- [Required task] Tally each line where the word "hanem" occurs, then give only the total.

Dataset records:
>> start

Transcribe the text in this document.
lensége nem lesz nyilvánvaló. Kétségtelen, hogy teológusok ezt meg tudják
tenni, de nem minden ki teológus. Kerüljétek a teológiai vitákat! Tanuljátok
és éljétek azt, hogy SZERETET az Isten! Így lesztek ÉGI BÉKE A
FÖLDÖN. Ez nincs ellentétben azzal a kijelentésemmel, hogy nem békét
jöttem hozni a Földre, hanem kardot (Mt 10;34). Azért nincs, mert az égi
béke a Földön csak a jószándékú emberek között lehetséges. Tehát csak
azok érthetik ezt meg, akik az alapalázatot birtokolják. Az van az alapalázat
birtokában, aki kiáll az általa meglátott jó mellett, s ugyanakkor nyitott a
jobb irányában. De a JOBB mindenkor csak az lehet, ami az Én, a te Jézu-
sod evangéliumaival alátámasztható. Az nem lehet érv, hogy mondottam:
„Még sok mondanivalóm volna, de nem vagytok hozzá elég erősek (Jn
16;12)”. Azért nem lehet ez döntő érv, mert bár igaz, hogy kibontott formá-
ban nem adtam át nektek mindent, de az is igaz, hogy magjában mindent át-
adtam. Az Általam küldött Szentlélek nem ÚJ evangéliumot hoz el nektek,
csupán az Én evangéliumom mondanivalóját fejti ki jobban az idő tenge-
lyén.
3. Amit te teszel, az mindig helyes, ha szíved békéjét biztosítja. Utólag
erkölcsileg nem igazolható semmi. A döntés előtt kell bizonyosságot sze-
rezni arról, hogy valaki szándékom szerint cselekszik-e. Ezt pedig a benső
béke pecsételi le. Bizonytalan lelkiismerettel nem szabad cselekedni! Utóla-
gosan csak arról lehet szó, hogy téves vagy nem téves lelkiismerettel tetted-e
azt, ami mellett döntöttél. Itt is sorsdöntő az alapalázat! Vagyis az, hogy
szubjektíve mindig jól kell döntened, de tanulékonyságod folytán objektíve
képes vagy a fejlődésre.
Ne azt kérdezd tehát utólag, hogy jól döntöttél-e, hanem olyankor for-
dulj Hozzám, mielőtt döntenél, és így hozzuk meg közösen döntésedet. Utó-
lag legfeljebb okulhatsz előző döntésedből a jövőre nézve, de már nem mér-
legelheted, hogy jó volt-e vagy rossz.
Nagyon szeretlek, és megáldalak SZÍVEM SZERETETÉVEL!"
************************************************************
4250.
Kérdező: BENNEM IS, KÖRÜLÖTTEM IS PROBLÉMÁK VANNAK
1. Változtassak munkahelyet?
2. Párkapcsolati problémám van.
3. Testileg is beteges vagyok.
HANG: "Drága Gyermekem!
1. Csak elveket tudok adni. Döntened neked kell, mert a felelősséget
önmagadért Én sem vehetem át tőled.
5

>> end

- [The output] 2